▶ _Written exercise_
Could you copy every line from the material below in which "einlegen" appears?

▶ _Data to use_

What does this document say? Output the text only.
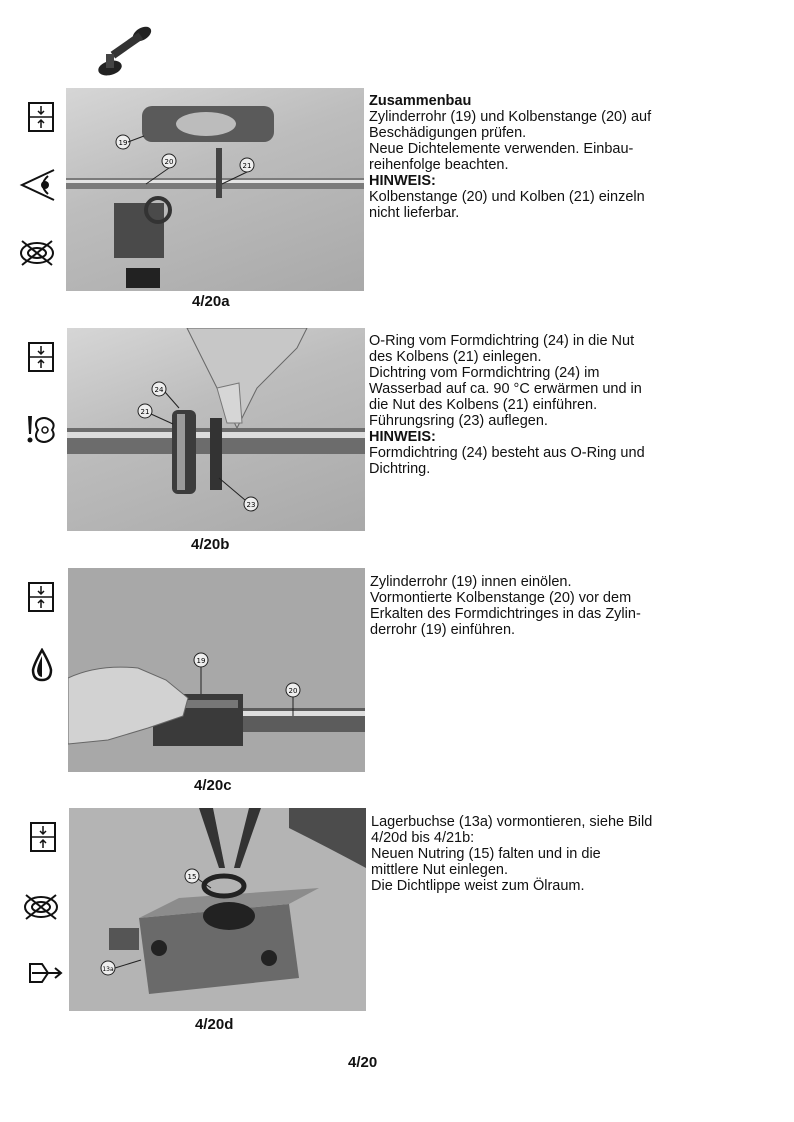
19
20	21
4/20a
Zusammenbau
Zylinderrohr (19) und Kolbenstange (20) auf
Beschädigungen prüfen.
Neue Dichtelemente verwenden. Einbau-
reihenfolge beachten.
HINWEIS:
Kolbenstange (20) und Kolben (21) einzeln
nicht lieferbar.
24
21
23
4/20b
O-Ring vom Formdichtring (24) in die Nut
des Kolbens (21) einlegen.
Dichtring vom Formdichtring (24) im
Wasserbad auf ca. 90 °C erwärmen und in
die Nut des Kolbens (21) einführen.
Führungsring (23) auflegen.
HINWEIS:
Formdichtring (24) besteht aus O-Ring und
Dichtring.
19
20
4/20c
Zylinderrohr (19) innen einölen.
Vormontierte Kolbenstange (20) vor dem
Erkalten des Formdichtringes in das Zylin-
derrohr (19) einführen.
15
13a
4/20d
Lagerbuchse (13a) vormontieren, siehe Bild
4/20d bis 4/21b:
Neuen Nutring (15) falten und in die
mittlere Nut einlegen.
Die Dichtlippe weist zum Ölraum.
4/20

---

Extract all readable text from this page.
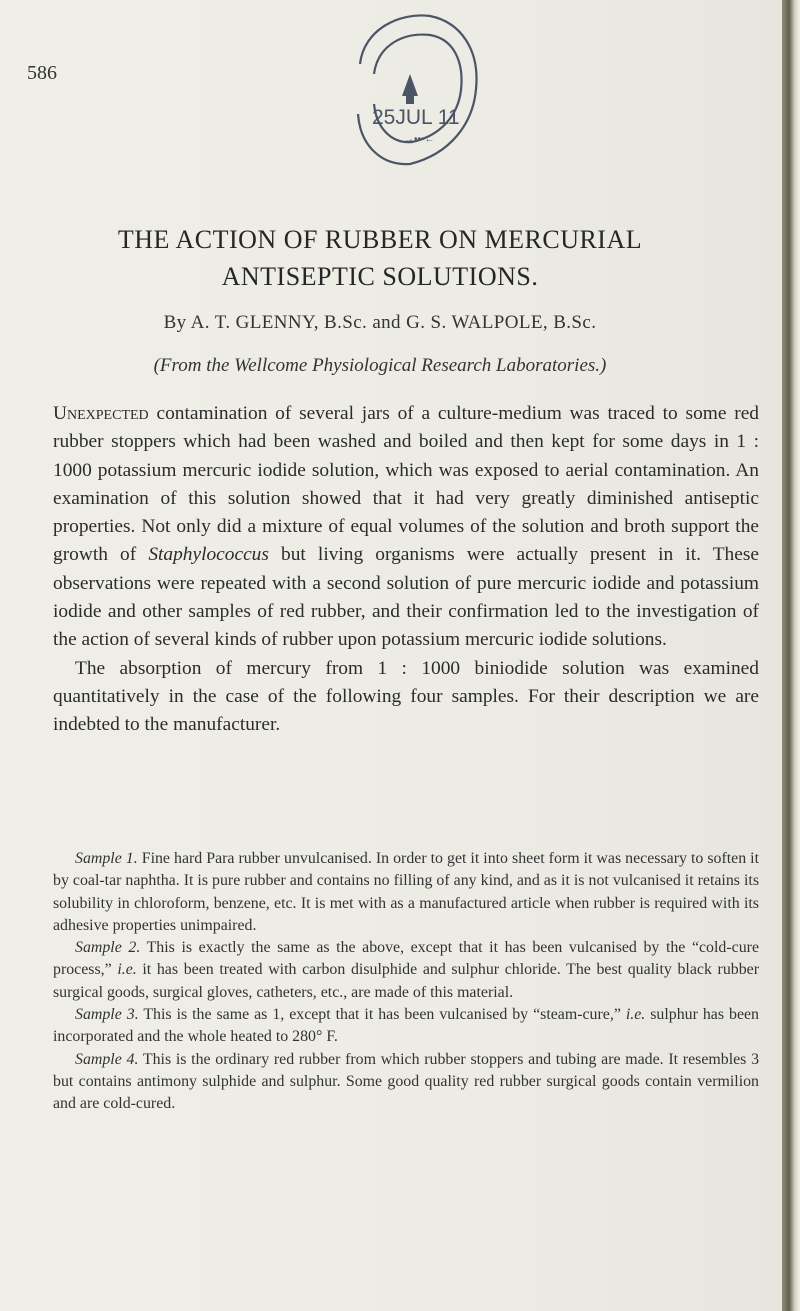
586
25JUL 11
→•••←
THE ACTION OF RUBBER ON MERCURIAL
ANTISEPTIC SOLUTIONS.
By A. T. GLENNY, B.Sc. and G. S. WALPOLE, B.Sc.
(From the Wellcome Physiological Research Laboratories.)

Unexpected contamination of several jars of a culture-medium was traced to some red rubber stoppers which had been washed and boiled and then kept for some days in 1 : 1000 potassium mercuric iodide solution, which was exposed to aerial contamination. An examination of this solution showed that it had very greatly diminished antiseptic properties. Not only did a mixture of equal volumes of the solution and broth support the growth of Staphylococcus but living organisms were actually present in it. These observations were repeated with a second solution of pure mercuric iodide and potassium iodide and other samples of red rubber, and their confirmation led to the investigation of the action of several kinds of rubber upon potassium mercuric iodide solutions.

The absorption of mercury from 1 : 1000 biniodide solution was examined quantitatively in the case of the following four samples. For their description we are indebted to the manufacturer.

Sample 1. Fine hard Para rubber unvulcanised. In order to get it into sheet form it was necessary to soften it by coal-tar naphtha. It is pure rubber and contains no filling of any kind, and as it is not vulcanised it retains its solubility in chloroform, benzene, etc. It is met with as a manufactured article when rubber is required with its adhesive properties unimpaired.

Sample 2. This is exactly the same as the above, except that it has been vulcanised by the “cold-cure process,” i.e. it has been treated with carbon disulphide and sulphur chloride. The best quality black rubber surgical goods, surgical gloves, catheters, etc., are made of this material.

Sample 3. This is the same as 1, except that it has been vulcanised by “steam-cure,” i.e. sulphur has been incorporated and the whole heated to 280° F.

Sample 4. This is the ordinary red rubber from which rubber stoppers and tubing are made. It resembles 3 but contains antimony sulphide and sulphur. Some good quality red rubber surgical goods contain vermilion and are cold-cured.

==

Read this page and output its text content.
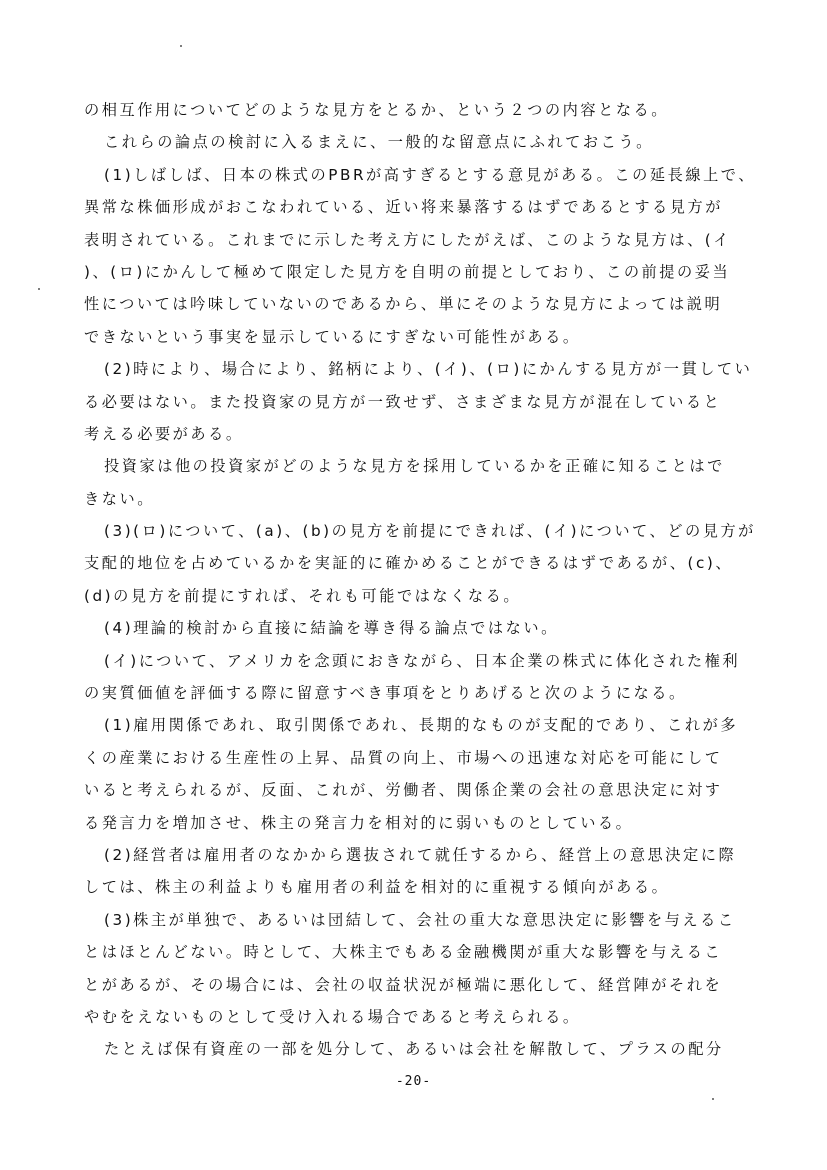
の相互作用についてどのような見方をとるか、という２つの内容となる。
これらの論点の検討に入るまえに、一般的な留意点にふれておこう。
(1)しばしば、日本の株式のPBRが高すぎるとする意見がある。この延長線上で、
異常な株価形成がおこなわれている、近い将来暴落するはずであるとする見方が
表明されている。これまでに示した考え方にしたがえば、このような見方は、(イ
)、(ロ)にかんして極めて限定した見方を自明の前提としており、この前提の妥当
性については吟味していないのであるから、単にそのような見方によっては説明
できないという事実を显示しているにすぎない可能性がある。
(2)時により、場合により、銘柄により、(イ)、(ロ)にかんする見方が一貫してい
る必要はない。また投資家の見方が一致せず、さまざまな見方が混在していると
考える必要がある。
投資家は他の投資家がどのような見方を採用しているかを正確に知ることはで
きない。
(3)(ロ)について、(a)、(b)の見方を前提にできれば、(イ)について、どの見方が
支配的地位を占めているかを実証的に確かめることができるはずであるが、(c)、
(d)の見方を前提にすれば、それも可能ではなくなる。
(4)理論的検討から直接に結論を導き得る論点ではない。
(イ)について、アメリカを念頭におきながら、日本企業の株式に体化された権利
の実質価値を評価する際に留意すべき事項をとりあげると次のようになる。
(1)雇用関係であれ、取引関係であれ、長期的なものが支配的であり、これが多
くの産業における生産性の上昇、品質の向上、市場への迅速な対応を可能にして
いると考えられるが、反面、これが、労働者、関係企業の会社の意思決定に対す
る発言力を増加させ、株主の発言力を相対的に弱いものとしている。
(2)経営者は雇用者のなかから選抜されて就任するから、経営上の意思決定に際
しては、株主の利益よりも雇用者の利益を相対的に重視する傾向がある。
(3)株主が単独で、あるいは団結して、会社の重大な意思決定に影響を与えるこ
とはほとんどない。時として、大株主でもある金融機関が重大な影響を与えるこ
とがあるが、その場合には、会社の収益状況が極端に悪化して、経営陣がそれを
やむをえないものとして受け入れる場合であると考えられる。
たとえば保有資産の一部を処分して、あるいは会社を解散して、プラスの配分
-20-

▶ _The completed task_
des Kolbens (21) einlegen.
mittlere Nut einlegen.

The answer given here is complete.